┌────────
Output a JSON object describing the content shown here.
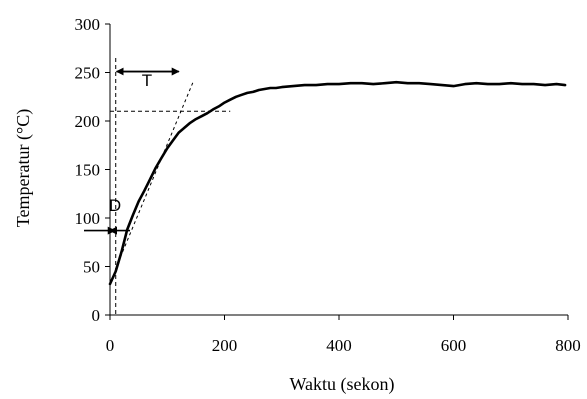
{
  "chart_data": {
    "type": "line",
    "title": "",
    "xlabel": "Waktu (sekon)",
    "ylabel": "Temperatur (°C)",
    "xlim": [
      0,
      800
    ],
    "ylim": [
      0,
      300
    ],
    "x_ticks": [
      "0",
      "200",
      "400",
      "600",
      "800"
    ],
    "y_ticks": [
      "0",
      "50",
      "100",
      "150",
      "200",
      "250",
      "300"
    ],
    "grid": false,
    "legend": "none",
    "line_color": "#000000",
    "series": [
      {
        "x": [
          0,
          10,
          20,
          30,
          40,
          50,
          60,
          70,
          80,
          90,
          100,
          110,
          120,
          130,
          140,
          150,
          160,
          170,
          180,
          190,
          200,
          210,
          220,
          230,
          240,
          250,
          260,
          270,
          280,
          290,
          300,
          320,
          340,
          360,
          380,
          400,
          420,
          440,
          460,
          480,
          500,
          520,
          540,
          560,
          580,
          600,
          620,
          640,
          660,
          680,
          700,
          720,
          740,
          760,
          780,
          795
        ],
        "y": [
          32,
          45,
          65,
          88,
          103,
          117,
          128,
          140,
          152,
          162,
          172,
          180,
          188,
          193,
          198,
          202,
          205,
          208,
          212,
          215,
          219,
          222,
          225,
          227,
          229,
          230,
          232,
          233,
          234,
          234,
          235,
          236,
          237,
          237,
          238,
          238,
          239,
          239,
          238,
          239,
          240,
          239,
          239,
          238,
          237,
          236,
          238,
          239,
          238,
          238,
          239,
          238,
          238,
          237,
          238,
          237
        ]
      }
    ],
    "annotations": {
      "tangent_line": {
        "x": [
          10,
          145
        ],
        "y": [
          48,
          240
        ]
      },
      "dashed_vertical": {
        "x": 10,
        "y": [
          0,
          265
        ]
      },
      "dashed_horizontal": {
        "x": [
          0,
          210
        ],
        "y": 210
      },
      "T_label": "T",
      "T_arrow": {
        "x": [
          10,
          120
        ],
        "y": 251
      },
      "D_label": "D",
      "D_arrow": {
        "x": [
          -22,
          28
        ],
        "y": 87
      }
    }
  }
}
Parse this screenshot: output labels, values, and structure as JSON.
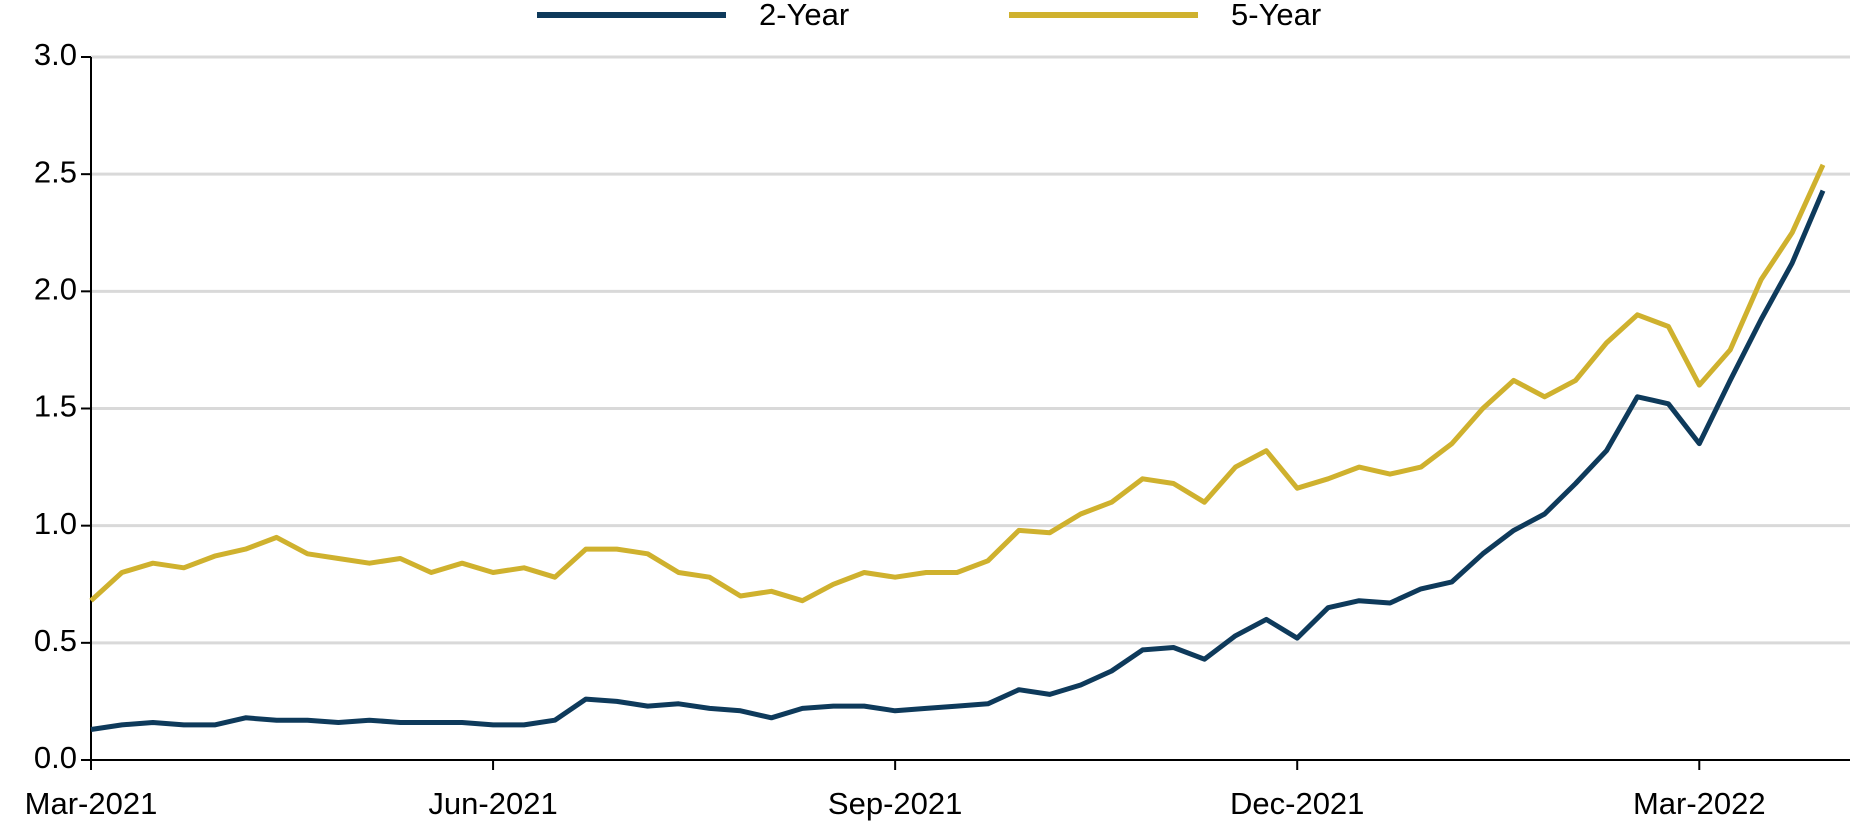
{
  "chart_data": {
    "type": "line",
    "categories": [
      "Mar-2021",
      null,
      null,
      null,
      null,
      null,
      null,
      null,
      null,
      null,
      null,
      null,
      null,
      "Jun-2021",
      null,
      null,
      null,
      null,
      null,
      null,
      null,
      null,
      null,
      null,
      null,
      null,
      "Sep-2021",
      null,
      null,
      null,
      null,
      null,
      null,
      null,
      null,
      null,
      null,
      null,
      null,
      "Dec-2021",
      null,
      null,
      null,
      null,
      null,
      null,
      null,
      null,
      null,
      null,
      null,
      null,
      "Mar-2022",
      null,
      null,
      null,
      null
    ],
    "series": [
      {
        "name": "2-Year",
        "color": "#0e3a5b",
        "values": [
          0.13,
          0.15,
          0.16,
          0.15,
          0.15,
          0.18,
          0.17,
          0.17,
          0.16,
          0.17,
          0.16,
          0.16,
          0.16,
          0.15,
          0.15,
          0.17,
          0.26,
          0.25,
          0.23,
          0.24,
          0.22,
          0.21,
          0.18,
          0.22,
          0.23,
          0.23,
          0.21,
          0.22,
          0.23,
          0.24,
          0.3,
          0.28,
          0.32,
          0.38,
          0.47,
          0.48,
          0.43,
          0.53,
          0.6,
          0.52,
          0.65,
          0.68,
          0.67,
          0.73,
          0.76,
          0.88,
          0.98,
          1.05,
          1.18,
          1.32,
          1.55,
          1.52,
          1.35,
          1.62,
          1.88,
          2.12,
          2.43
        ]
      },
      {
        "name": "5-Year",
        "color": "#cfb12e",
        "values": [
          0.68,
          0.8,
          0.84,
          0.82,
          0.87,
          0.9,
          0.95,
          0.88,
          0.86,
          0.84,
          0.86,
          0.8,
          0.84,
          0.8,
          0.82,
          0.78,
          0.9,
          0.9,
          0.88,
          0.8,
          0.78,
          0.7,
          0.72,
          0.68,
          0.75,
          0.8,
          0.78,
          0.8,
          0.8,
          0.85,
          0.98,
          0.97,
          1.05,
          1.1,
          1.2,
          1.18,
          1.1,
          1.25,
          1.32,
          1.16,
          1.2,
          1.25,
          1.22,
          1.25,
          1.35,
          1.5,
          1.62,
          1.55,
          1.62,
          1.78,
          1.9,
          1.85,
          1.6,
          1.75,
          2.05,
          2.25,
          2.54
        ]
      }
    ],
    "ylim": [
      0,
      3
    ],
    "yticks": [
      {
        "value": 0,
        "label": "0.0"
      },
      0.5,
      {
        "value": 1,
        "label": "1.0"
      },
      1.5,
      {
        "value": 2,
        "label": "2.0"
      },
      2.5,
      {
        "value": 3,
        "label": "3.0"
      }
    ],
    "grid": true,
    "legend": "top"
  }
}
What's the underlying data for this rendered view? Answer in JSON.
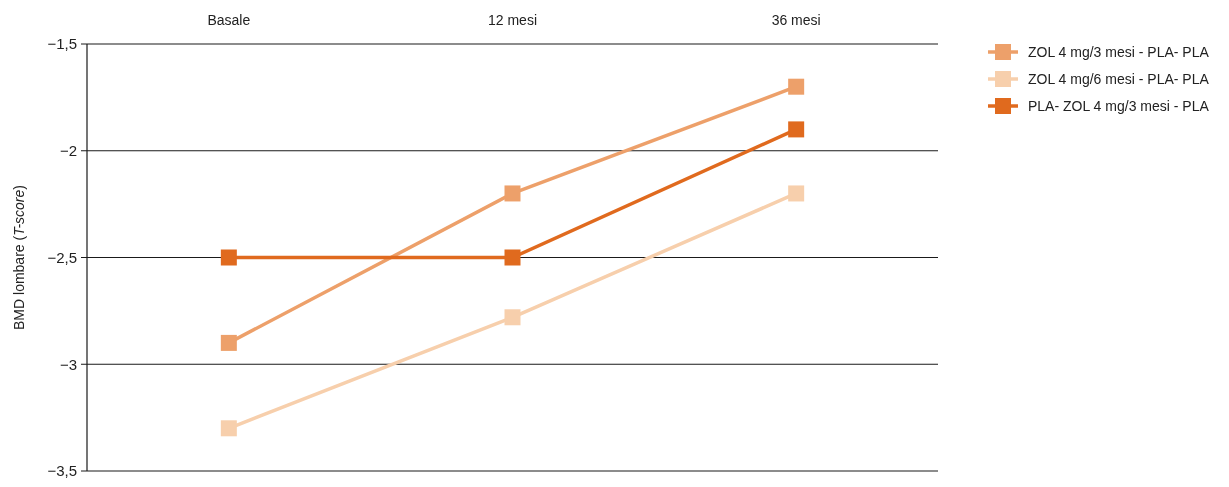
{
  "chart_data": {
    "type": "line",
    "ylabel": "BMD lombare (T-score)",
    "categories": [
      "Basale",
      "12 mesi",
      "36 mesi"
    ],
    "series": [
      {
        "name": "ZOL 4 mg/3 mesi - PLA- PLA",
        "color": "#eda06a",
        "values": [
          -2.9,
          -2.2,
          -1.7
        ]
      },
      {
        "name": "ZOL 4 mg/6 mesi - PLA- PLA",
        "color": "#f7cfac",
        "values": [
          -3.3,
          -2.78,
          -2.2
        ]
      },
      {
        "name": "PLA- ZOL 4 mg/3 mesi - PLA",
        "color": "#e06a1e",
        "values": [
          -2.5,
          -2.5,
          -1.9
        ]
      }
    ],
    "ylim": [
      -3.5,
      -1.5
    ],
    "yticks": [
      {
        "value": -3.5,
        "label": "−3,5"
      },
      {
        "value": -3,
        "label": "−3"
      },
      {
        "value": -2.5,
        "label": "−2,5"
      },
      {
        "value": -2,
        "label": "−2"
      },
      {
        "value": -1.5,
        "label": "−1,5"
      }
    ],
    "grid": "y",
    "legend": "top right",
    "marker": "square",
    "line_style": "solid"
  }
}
└────────
How many lines in the listing above contain the string "legend"? Answer with the number only.

3